Task objective — Which lines in the records below contain the word "Slightly"? Copy each one out.

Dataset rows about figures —
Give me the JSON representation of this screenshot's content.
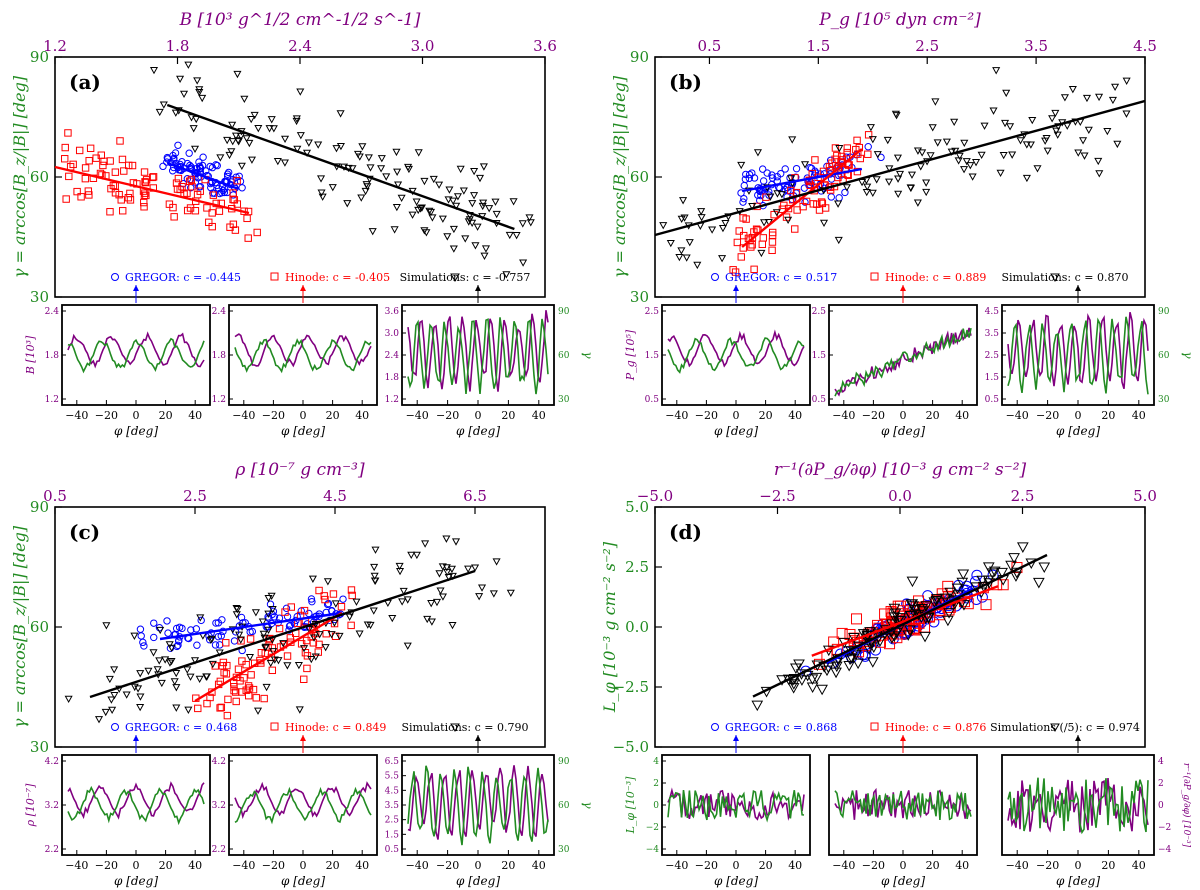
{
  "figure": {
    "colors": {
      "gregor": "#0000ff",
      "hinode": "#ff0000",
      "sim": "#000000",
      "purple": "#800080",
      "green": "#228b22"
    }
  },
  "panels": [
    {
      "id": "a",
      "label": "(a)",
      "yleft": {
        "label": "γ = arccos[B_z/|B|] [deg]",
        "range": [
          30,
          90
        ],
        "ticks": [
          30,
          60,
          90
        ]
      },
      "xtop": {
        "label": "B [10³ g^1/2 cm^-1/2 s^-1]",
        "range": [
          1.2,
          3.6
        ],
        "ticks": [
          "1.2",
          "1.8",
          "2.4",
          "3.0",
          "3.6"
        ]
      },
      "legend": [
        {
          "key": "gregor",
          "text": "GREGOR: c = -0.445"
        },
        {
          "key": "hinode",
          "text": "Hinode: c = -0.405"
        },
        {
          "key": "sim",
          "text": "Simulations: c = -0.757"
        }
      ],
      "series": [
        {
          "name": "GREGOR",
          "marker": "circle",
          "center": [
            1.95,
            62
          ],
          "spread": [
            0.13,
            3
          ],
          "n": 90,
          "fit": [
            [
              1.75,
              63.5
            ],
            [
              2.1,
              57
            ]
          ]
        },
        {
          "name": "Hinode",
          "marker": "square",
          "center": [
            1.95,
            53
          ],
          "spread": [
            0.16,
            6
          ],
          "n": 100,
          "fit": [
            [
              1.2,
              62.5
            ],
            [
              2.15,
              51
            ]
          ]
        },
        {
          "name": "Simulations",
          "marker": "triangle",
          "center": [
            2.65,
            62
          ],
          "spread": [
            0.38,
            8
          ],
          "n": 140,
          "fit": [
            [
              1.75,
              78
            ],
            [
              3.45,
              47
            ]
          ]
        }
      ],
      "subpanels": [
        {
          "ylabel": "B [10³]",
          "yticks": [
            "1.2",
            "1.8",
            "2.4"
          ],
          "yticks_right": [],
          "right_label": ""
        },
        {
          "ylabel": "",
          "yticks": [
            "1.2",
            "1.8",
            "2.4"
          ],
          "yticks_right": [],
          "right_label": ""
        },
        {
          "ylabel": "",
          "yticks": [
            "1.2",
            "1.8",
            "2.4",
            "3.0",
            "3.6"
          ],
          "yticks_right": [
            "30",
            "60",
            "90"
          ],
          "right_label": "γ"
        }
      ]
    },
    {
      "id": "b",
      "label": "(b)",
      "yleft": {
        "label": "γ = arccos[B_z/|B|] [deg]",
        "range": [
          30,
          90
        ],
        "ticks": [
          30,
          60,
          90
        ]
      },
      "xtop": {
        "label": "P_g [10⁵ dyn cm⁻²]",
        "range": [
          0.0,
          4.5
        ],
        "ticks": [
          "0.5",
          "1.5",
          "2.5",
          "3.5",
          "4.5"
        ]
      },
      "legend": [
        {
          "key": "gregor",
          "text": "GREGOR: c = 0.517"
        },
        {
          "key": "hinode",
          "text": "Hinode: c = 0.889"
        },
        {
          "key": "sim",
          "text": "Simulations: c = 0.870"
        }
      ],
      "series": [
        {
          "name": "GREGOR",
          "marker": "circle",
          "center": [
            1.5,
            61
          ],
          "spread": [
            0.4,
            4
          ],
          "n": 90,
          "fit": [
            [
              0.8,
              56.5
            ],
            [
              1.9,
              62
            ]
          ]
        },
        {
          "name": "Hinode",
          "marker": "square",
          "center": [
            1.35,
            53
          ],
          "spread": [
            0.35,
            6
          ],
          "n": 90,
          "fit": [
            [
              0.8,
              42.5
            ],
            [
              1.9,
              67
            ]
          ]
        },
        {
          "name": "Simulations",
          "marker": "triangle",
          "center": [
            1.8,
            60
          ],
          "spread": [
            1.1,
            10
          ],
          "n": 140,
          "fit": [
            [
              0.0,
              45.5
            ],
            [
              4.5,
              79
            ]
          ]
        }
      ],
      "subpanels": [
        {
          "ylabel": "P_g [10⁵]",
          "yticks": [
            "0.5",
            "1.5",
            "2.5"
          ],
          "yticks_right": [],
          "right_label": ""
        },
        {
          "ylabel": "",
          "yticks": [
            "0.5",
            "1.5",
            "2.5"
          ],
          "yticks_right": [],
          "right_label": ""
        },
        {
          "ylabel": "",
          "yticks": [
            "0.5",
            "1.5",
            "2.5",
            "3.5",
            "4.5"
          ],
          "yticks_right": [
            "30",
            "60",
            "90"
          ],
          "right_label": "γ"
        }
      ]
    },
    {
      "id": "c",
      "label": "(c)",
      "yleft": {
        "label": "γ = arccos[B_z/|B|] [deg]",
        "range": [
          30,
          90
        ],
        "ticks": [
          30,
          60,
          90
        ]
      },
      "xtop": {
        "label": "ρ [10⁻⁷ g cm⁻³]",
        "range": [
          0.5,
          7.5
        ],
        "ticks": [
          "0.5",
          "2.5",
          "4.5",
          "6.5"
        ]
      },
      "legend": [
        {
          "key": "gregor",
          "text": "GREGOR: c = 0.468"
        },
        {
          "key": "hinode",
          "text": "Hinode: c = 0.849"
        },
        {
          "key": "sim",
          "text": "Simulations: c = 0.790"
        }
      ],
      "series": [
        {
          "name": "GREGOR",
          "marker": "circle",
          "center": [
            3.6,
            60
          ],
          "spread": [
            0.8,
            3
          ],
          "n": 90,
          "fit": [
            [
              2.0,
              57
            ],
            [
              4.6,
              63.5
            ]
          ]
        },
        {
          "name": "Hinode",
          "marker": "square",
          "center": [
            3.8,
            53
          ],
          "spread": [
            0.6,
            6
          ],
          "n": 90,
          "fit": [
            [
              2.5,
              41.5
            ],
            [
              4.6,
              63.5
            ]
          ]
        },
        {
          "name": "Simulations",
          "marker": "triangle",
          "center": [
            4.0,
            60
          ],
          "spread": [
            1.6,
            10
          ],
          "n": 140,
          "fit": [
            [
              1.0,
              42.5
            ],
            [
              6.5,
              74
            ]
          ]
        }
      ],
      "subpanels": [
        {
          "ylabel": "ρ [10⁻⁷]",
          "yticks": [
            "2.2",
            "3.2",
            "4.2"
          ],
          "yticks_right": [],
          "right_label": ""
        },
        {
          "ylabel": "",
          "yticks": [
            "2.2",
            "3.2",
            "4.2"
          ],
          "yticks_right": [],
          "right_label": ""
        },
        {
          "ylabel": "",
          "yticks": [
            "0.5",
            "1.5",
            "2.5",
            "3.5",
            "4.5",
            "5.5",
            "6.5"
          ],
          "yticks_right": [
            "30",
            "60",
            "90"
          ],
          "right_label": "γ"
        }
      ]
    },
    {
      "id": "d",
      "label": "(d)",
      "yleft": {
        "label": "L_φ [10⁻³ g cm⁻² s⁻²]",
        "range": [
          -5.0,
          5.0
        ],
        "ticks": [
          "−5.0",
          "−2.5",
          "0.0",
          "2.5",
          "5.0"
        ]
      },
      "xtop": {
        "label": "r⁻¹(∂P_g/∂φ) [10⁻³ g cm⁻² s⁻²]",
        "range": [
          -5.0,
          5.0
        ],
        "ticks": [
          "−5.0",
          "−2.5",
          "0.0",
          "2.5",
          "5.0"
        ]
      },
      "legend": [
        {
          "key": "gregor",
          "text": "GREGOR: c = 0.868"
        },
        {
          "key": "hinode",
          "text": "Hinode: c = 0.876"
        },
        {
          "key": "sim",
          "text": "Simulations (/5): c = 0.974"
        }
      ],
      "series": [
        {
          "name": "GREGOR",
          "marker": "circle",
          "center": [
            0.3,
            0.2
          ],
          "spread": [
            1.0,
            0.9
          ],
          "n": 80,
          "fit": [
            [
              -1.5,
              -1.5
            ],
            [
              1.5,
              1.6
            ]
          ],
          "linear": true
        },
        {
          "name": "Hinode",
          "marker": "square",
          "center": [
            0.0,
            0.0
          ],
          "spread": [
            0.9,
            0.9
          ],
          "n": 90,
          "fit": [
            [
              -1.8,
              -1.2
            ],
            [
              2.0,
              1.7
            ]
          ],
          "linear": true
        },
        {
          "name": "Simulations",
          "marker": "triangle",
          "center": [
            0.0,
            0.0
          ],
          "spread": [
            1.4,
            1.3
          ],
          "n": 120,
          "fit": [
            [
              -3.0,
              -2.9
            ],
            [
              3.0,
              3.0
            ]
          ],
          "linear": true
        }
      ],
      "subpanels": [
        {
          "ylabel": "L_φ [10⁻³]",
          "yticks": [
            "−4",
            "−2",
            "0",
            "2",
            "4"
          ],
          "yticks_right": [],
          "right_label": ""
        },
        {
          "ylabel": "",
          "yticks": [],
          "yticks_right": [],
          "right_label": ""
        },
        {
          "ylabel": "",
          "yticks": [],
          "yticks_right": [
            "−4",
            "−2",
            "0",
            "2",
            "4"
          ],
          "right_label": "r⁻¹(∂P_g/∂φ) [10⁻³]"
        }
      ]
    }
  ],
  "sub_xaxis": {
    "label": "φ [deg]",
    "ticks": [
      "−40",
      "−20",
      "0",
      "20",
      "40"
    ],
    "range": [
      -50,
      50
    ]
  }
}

* * *

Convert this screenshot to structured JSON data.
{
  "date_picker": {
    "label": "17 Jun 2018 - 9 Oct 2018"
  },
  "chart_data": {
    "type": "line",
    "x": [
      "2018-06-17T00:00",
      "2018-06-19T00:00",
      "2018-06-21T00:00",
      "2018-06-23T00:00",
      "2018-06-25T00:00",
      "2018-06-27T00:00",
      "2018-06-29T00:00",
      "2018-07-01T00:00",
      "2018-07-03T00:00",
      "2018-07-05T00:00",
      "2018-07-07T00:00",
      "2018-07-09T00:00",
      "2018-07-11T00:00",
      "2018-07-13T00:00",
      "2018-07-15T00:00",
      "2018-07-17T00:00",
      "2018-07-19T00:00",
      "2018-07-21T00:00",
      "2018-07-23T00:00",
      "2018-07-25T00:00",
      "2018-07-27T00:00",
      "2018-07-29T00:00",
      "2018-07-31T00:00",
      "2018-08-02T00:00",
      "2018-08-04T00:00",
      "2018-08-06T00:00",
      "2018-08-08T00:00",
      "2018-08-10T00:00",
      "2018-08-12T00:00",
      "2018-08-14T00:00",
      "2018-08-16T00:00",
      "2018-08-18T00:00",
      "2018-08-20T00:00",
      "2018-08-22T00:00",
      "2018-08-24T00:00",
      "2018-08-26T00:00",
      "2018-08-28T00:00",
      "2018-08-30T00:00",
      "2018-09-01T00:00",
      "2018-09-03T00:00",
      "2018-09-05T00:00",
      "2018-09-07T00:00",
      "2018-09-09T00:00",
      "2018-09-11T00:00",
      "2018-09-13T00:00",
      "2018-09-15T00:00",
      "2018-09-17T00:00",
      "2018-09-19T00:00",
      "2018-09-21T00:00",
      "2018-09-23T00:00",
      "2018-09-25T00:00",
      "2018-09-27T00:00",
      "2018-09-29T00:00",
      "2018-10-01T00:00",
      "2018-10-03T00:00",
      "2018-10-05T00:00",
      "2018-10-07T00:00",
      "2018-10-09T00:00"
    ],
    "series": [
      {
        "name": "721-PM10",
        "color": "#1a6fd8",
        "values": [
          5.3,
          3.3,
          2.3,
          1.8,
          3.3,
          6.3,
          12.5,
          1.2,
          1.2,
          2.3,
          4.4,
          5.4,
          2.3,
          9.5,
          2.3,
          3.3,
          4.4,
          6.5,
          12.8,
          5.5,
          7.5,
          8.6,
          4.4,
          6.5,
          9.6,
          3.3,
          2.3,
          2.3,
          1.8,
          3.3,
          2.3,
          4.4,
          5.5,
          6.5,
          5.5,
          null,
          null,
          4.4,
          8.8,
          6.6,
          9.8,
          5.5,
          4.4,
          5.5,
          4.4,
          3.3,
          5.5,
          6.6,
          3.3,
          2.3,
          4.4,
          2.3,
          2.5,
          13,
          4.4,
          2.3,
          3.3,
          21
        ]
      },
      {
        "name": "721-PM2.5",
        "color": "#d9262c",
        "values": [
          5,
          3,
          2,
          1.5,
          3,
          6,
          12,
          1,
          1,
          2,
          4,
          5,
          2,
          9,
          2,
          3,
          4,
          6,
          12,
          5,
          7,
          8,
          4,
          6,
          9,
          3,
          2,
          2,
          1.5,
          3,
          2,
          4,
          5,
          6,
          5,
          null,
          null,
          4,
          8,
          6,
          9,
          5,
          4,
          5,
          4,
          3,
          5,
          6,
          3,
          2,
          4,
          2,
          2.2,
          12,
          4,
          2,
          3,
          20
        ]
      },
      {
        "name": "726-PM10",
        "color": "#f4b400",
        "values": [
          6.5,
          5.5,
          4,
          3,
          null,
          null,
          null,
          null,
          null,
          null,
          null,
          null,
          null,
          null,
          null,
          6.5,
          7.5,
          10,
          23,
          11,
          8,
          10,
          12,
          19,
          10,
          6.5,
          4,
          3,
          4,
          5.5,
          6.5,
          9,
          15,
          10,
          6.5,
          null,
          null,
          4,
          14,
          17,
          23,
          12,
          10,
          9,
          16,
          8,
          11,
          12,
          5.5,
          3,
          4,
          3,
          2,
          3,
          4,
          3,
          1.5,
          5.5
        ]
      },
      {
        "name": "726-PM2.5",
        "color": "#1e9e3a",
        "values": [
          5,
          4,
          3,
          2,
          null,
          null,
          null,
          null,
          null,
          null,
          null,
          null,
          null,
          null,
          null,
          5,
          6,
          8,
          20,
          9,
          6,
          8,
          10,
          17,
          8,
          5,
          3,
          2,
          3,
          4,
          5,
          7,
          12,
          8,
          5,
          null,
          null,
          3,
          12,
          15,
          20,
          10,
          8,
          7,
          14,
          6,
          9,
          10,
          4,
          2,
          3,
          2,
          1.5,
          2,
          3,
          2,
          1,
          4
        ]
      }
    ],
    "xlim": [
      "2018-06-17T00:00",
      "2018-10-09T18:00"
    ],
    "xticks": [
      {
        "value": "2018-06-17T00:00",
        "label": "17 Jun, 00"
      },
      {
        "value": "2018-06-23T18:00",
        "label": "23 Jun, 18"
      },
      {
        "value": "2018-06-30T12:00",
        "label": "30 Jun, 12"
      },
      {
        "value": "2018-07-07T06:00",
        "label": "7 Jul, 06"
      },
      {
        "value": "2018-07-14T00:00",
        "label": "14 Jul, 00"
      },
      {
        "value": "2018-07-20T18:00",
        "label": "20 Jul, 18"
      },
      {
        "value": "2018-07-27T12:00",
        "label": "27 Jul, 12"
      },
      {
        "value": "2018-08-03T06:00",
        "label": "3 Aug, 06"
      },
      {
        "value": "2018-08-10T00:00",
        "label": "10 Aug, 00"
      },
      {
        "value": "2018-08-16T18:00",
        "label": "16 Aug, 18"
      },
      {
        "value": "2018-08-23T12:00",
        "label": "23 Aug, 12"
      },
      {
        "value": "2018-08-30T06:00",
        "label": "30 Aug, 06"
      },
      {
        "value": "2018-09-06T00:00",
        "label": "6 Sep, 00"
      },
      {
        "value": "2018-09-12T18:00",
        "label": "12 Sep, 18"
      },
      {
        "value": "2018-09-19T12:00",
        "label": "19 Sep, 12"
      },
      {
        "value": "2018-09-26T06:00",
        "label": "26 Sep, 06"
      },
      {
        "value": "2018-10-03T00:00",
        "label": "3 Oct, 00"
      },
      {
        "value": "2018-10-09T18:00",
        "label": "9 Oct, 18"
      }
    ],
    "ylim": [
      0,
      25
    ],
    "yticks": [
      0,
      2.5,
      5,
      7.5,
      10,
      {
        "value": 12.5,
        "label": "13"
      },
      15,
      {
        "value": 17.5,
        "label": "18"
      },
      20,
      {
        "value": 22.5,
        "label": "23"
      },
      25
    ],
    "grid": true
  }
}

==

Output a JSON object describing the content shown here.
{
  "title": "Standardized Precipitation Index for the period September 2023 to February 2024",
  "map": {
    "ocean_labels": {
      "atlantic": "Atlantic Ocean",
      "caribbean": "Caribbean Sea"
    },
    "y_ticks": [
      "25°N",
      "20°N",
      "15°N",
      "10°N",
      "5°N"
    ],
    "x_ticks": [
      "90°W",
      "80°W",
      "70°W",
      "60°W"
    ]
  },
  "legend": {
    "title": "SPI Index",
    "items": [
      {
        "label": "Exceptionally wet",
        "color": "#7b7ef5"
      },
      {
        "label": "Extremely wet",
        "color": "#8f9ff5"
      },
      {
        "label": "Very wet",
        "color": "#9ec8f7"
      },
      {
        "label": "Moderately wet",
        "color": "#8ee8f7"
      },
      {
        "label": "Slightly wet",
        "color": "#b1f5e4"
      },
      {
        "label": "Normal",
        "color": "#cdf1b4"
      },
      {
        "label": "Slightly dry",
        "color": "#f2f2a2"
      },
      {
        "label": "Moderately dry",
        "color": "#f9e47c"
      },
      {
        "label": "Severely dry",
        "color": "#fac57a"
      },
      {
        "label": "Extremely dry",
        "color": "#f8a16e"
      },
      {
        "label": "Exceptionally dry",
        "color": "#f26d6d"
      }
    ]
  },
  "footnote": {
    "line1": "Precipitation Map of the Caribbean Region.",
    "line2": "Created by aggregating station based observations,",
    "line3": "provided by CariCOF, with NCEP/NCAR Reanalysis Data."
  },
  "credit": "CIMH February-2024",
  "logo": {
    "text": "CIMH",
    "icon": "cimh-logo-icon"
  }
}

Written response —
        "label": "Slightly wet",
        "label": "Slightly dry",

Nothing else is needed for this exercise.